(Data excerpts)
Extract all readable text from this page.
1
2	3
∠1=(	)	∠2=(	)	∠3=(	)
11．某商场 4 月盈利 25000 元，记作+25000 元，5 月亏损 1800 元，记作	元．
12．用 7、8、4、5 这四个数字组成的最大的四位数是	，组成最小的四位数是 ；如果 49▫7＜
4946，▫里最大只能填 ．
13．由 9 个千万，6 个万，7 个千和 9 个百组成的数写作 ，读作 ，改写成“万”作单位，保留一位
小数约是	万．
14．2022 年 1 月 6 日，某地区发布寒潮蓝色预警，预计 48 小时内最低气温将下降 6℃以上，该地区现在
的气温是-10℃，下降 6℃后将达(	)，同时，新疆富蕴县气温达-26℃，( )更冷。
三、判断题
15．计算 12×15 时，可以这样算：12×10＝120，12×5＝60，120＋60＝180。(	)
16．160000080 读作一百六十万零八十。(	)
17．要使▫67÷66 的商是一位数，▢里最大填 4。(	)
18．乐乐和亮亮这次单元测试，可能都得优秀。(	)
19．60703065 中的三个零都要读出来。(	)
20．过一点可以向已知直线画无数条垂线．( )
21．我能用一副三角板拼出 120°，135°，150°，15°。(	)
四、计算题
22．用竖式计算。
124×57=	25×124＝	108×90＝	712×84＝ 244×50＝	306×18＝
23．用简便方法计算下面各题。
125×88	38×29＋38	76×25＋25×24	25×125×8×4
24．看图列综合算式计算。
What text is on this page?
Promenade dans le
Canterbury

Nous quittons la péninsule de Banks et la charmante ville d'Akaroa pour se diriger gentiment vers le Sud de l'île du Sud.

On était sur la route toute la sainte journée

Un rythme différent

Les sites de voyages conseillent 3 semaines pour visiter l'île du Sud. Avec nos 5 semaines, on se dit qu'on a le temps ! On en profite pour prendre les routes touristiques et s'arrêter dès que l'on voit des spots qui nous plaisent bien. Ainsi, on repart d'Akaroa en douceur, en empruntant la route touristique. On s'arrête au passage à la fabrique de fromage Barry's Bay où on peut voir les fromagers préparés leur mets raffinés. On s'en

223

_Objective_. Extract all lines from the material above that include the word "page".

_Reply_.
Extract all readable text from this page.
What text is on this page?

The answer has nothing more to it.